→ **What the task requires**: Copy the records below exactly, omitting any pictures they contain.

--- start Exercise inputs ---

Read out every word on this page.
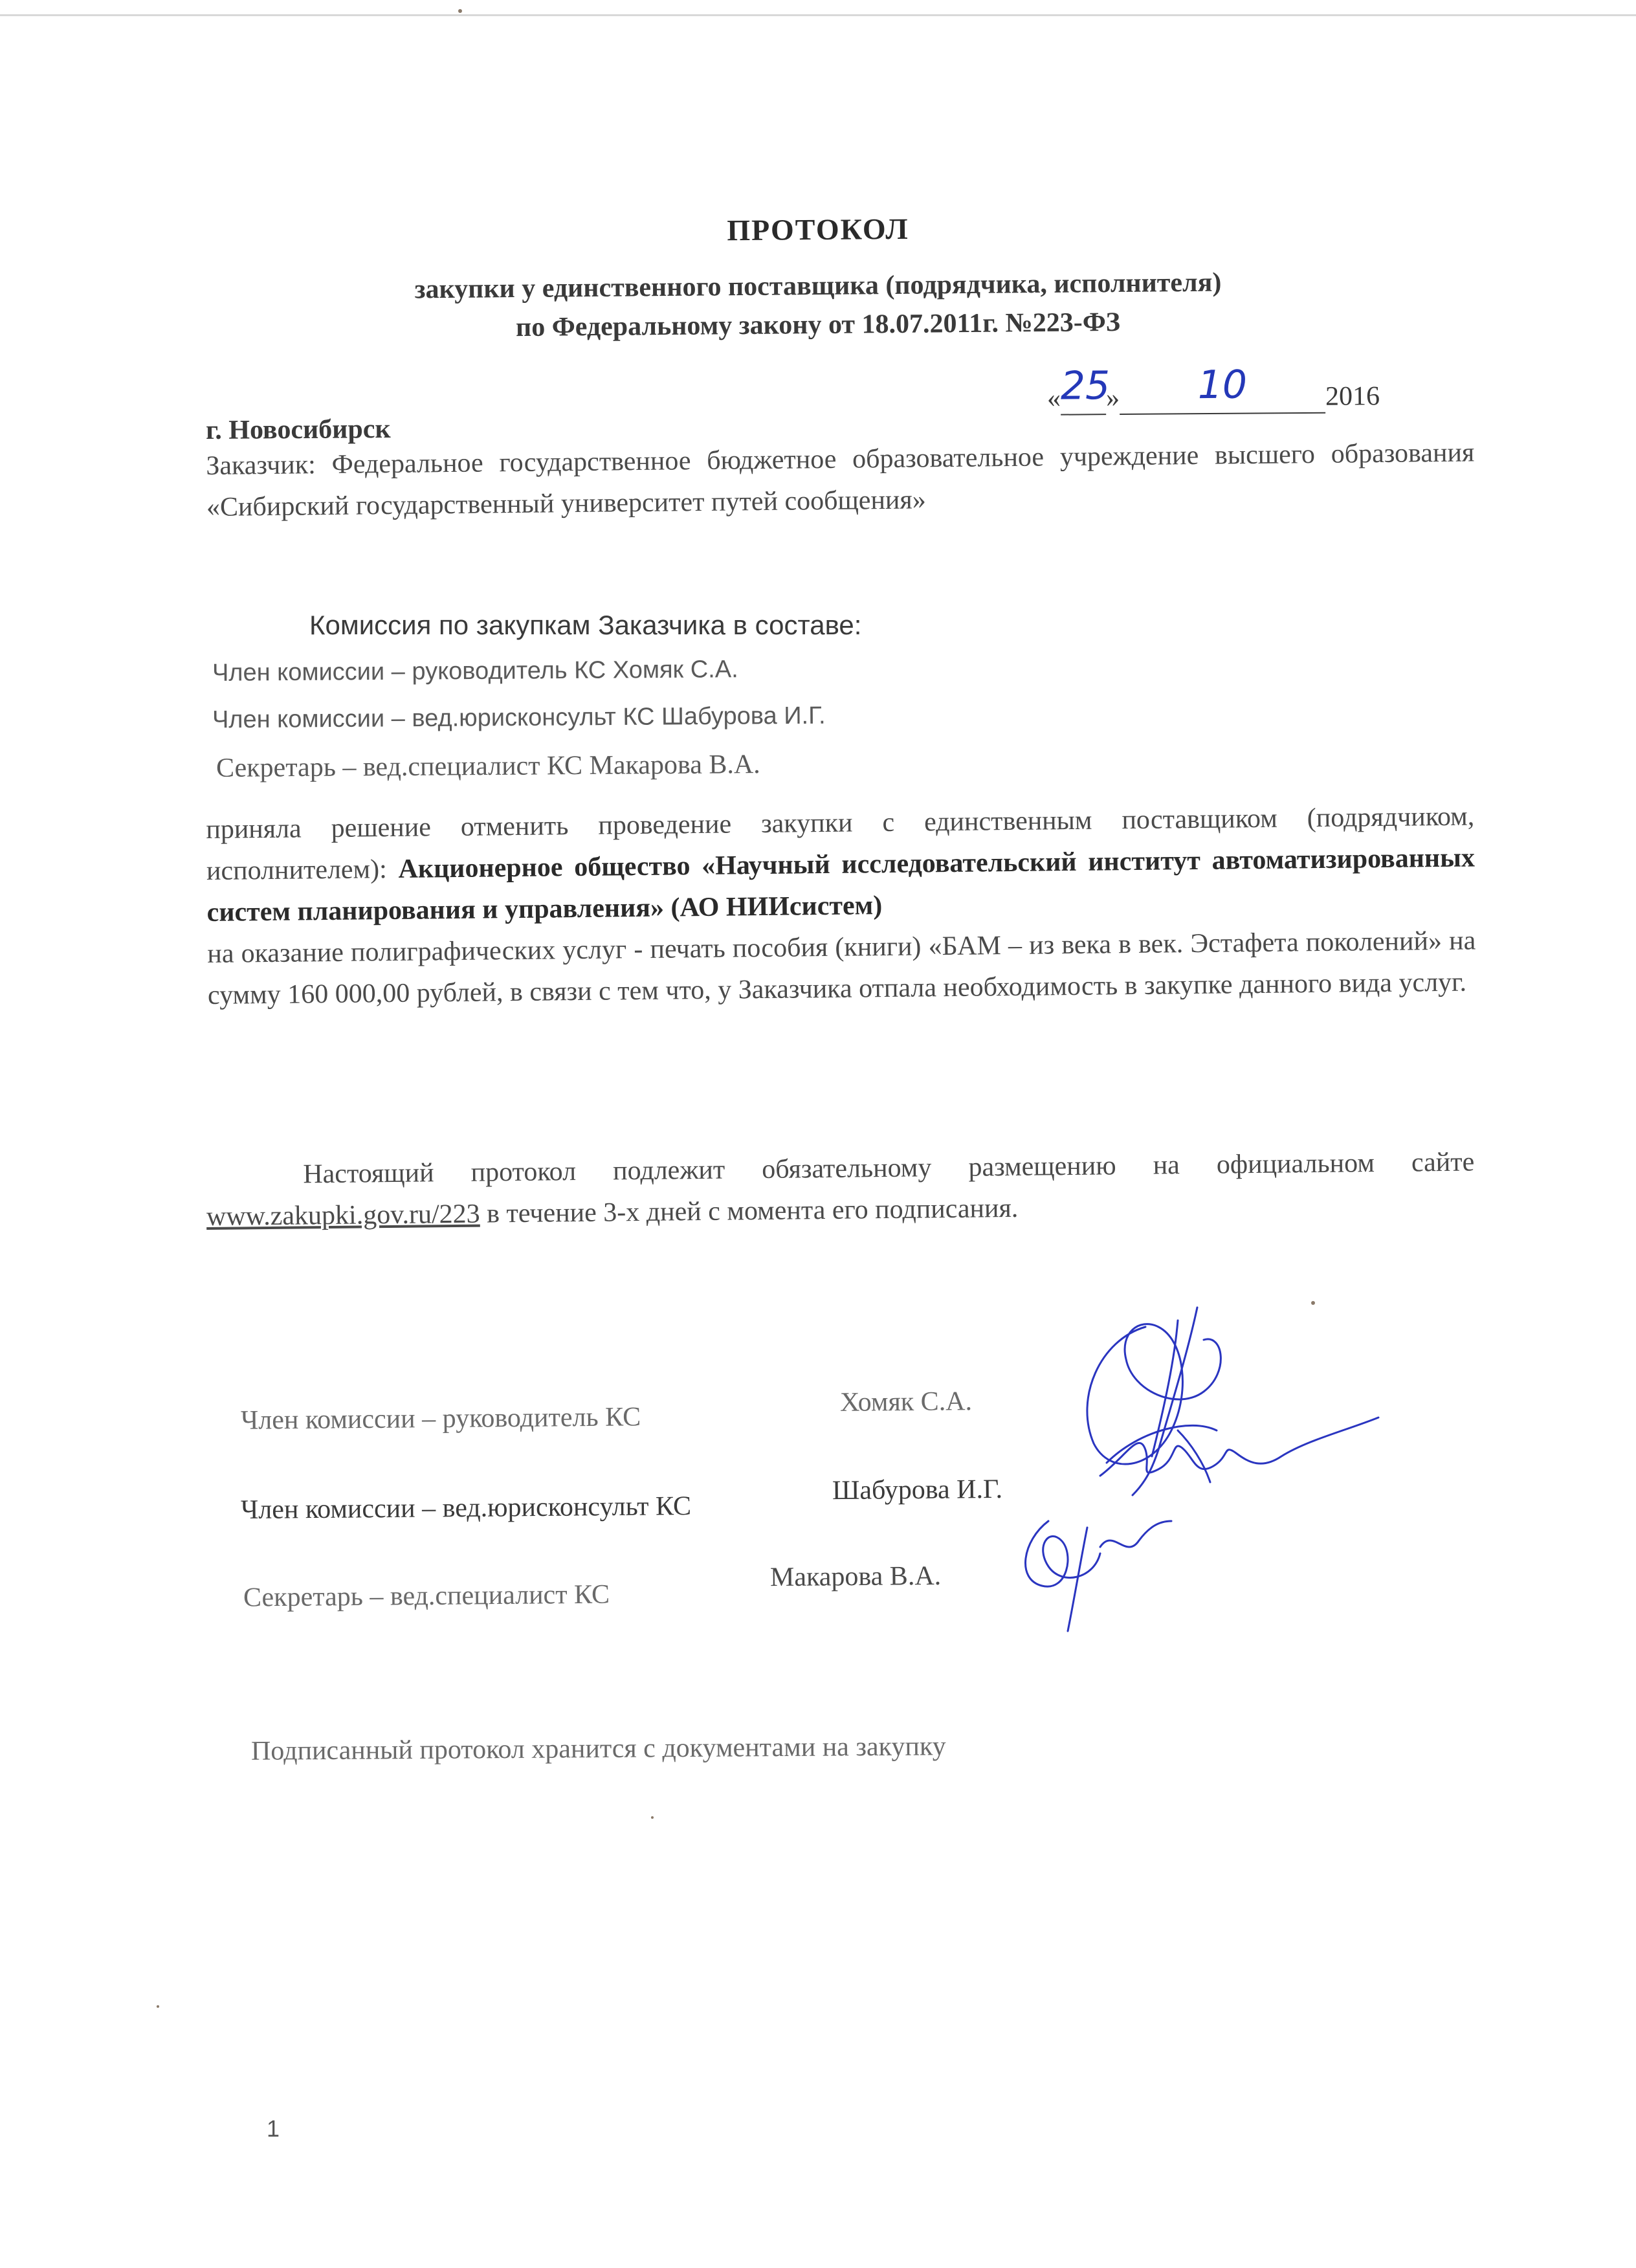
ПРОТОКОЛ
закупки у единственного поставщика (подрядчика, исполнителя)
по Федеральному закону от 18.07.2011г. №223-ФЗ
г. Новосибирск
« 25
»	10	2016
Заказчик: Федеральное государственное бюджетное образовательное учреждение высшего образования «Сибирский государственный университет путей сообщения»
Комиссия по закупкам Заказчика в составе:
Член комиссии – руководитель КС Хомяк С.А.
Член комиссии – вед.юрисконсульт КС Шабурова И.Г.
Секретарь – вед.специалист КС Макарова В.А.
приняла решение отменить проведение закупки с единственным поставщиком (подрядчиком, исполнителем): Акционерное общество «Научный исследовательский институт автоматизированных систем планирования и управления» (АО НИИсистем)
на оказание полиграфических услуг - печать пособия (книги) «БАМ – из века в век. Эстафета поколений» на сумму 160 000,00 рублей, в связи с тем что, у Заказчика отпала необходимость в закупке данного вида услуг.
Настоящий протокол подлежит обязательному размещению на официальном сайте www.zakupki.gov.ru/223 в течение 3-х дней с момента его подписания.
Член комиссии – руководитель КС
Хомяк С.А.
Член комиссии – вед.юрисконсульт КС
Шабурова И.Г.
Секретарь – вед.специалист КС
Макарова В.А.
Подписанный протокол хранится с документами на закупку
1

--- end Exercise inputs ---

→ **Full answer**:
Read out every word on this page.
ПРОТОКОЛ
закупки у единственного поставщика (подрядчика, исполнителя)
по Федеральному закону от 18.07.2011г. №223-ФЗ
г. Новосибирск
« 25
»	10	2016
Заказчик: Федеральное государственное бюджетное образовательное учреждение высшего образования «Сибирский государственный университет путей сообщения»
Комиссия по закупкам Заказчика в составе:
Член комиссии – руководитель КС Хомяк С.А.
Член комиссии – вед.юрисконсульт КС Шабурова И.Г.
Секретарь – вед.специалист КС Макарова В.А.
приняла решение отменить проведение закупки с единственным поставщиком (подрядчиком, исполнителем): Акционерное общество «Научный исследовательский институт автоматизированных систем планирования и управления» (АО НИИсистем)
на оказание полиграфических услуг - печать пособия (книги) «БАМ – из века в век. Эстафета поколений» на сумму 160 000,00 рублей, в связи с тем что, у Заказчика отпала необходимость в закупке данного вида услуг.
Настоящий протокол подлежит обязательному размещению на официальном сайте www.zakupki.gov.ru/223 в течение 3-х дней с момента его подписания.
Член комиссии – руководитель КС
Хомяк С.А.
Член комиссии – вед.юрисконсульт КС
Шабурова И.Г.
Секретарь – вед.специалист КС
Макарова В.А.
Подписанный протокол хранится с документами на закупку
1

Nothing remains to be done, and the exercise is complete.